-- Description of the task --
Extract exactly the range of lines bounded by the line containing "Extract all readable text from this page." and the final line of the listing, both ends included, and no other lines.

*** Stored data ***

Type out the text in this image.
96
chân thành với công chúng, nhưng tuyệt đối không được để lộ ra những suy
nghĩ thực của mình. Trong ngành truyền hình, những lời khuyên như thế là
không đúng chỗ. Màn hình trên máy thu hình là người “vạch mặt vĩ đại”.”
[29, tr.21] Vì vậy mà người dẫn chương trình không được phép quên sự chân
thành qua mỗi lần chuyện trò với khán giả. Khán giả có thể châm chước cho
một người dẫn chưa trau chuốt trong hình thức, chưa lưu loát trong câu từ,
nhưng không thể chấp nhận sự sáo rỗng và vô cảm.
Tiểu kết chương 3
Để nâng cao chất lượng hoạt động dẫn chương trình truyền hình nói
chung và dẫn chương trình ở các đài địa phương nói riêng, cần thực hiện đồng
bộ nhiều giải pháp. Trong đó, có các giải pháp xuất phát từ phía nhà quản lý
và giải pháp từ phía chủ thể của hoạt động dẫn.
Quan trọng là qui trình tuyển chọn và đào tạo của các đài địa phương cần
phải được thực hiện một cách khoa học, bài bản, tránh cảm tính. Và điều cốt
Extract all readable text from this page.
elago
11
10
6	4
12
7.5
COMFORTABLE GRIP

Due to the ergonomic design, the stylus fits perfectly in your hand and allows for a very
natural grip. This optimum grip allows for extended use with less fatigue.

***

-- Output of the task --
Extract all readable text from this page.
elago
11
10
6	4
12
7.5
COMFORTABLE GRIP

Due to the ergonomic design, the stylus fits perfectly in your hand and allows for a very
natural grip. This optimum grip allows for extended use with less fatigue.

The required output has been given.